INSTRUCTIONS TO FOLLOW: Your task is to locate every line holding the string "content" and to copy each of them.

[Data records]
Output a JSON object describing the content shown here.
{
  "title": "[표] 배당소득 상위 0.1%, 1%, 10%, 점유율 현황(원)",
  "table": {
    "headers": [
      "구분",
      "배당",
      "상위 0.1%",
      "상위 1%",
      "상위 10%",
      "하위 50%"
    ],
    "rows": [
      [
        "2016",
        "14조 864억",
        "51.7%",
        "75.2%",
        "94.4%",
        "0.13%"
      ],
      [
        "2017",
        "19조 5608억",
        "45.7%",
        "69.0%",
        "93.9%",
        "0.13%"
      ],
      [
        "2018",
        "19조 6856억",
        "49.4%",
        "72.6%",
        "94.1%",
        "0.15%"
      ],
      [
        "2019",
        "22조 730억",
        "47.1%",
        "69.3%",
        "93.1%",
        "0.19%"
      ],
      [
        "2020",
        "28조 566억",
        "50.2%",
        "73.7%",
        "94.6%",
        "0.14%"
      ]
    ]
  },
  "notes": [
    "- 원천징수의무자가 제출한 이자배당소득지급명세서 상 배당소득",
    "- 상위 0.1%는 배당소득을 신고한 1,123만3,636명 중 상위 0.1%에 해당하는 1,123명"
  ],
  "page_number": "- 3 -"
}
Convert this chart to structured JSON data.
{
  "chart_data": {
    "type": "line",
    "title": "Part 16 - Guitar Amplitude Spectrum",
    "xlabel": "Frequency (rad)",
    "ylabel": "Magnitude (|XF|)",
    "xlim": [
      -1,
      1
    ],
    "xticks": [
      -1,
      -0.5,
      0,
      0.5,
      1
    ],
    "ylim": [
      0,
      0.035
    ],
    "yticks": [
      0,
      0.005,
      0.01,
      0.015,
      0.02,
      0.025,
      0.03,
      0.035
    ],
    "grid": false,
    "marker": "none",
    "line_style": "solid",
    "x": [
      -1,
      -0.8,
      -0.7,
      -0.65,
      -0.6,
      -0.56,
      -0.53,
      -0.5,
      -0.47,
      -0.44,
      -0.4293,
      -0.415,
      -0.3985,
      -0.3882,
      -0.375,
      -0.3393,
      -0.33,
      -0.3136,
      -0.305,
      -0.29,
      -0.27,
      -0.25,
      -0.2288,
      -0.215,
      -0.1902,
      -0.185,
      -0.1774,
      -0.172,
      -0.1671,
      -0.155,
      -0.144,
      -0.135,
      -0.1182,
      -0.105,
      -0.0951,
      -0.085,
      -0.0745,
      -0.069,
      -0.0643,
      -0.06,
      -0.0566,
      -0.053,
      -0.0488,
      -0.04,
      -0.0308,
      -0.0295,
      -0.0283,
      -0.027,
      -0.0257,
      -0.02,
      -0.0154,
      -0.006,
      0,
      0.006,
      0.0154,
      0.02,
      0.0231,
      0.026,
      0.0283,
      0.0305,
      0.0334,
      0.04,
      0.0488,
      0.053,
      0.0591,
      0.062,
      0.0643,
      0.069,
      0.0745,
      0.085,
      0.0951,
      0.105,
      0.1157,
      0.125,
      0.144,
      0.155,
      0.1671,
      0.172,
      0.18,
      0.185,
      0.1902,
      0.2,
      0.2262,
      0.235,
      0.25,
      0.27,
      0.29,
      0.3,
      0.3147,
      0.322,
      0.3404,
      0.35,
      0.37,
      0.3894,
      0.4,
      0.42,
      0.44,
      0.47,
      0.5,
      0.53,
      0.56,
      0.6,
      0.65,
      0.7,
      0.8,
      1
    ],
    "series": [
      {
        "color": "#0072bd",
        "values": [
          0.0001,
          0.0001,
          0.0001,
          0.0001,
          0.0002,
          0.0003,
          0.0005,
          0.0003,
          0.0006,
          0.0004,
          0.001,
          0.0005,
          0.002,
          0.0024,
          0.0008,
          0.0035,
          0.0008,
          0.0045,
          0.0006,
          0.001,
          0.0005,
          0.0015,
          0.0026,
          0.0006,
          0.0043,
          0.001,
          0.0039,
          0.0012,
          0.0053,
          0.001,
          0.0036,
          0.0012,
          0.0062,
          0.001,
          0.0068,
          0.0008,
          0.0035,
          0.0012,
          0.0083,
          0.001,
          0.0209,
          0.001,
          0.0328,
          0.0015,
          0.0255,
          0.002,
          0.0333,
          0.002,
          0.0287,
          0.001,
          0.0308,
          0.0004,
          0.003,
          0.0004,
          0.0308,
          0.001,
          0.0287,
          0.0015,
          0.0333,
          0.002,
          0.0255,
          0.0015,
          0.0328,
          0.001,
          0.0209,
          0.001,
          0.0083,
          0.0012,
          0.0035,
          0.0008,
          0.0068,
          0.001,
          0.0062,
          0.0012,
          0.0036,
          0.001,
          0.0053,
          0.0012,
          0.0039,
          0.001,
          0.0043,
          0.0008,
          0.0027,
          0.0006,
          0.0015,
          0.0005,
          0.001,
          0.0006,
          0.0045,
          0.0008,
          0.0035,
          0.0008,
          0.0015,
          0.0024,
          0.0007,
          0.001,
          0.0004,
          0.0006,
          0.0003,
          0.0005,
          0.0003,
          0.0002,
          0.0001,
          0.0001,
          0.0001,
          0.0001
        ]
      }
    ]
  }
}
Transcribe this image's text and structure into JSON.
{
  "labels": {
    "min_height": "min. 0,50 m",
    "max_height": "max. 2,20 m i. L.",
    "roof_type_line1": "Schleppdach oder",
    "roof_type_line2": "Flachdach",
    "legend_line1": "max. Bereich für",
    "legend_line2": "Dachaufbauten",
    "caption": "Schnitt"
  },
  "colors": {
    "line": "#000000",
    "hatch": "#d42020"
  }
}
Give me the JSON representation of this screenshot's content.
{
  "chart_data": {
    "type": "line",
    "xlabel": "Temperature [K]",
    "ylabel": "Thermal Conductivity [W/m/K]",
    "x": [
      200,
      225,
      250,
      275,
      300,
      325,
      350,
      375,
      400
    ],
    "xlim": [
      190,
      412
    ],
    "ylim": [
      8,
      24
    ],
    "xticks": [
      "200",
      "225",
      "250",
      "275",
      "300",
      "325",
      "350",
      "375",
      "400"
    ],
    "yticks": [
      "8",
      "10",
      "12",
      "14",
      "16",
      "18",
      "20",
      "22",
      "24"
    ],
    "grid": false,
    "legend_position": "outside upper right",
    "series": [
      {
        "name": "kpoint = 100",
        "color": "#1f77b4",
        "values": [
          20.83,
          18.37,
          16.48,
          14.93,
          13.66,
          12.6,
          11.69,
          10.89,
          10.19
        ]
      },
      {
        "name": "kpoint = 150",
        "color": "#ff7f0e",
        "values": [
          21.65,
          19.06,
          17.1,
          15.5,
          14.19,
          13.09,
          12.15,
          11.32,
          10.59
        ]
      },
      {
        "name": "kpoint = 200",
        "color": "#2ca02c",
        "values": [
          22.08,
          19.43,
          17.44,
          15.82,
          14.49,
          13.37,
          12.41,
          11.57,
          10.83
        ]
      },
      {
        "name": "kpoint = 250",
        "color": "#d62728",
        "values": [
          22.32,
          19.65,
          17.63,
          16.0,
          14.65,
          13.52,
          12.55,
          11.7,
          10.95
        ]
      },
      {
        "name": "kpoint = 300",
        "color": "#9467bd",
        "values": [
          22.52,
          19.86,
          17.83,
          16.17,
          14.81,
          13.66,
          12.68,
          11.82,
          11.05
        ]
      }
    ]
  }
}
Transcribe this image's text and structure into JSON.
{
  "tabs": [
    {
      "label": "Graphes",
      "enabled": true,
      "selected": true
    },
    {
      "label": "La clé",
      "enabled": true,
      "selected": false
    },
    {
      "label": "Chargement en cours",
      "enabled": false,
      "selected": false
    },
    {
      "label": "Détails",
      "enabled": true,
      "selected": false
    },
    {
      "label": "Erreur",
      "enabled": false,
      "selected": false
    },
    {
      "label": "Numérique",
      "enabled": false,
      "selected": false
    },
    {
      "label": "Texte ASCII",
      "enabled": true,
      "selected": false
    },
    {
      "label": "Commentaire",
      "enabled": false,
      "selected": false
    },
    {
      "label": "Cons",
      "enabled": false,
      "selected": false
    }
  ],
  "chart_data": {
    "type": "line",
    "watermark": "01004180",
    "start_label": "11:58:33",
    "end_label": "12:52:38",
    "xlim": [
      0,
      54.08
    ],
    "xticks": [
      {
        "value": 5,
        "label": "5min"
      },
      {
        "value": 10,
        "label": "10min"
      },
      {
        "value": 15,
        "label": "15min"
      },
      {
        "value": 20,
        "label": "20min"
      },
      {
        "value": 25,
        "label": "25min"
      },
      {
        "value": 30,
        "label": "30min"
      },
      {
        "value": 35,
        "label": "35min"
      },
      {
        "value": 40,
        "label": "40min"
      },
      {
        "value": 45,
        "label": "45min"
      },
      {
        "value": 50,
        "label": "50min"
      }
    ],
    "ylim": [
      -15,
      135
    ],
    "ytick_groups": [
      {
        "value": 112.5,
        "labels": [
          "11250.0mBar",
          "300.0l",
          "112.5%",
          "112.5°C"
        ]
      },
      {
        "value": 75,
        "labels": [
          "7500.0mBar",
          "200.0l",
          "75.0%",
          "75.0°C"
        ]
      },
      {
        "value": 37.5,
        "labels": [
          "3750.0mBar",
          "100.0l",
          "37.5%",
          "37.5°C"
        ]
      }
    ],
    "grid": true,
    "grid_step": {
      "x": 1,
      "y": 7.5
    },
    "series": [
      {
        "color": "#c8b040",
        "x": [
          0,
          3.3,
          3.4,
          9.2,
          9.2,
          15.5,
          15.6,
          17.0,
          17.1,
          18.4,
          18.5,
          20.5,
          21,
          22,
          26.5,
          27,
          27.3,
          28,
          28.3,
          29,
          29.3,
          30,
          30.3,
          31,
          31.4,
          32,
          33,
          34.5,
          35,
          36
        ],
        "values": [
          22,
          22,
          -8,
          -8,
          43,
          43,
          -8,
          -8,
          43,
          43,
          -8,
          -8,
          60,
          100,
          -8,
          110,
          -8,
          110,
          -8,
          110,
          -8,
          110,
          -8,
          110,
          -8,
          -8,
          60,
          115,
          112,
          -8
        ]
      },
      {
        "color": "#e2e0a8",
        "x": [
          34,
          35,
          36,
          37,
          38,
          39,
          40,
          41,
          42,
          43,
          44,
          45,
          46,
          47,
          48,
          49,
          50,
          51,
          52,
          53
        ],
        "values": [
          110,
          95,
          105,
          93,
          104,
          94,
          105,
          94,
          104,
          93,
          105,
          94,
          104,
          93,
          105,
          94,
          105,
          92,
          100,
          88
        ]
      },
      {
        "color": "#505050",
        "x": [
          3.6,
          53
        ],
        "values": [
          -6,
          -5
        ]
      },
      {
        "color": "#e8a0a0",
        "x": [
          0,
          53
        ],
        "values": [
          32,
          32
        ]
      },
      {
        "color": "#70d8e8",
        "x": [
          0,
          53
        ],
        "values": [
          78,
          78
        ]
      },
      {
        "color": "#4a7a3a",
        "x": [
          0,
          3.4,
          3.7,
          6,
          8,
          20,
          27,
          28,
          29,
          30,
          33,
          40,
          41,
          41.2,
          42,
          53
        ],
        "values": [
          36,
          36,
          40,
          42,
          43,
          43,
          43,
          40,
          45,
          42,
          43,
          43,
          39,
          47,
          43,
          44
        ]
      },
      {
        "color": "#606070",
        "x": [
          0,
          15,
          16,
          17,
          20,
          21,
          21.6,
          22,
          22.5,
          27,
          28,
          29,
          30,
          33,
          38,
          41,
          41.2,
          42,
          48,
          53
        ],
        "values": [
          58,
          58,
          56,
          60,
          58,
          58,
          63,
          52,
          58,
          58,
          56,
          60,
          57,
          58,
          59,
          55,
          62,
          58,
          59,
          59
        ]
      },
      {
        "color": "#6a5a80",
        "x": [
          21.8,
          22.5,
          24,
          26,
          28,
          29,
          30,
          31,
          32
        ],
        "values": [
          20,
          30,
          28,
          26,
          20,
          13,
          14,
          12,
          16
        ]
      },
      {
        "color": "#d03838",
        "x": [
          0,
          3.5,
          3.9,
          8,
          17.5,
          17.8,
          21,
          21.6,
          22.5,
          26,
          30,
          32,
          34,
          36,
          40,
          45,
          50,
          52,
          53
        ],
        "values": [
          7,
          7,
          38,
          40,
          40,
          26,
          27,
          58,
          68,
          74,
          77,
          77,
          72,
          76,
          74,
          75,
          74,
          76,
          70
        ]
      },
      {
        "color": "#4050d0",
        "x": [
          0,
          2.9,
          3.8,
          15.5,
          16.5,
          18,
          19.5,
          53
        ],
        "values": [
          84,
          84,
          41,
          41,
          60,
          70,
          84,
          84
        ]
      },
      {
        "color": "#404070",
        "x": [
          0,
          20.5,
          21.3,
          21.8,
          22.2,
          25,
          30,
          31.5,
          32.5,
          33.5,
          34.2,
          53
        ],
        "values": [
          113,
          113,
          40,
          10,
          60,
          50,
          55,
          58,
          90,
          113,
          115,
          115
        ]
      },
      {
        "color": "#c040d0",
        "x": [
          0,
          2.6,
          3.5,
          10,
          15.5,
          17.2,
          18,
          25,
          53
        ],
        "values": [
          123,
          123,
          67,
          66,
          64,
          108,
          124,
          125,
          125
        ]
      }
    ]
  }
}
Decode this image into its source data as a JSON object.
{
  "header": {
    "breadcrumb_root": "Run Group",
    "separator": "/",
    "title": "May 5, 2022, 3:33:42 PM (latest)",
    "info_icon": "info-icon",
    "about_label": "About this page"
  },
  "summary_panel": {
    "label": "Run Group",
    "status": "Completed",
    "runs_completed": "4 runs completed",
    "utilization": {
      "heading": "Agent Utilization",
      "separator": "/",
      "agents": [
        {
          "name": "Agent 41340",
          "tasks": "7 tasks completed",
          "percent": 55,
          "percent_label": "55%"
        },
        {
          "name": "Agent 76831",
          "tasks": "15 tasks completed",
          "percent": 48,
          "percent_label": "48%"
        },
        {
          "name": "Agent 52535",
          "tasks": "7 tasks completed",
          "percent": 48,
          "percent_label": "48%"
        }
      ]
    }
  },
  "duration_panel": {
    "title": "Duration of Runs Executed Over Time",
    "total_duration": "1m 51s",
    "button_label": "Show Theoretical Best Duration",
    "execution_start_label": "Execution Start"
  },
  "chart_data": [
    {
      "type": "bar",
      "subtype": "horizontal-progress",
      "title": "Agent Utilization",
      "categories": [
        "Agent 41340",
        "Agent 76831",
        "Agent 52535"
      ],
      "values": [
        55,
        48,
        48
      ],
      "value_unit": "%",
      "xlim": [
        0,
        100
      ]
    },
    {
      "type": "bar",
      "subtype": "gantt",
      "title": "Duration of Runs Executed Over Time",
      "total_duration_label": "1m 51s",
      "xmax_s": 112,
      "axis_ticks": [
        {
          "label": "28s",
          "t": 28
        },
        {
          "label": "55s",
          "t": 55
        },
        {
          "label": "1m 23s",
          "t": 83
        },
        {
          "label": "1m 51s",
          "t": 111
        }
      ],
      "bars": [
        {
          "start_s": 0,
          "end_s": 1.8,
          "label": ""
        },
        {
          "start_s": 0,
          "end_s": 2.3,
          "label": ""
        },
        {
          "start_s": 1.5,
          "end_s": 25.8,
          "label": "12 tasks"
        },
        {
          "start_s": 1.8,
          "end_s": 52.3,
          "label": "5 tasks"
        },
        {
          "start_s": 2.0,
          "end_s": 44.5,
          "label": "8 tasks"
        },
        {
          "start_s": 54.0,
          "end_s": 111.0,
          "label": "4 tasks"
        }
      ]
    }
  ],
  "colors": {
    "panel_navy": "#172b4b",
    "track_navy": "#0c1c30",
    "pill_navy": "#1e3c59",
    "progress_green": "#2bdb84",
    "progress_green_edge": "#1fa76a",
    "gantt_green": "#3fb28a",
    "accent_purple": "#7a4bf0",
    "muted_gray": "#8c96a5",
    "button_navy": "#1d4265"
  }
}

FULL OUTPUT:
Output a JSON object describing the content shown here.
Give me the JSON representation of this screenshot's content.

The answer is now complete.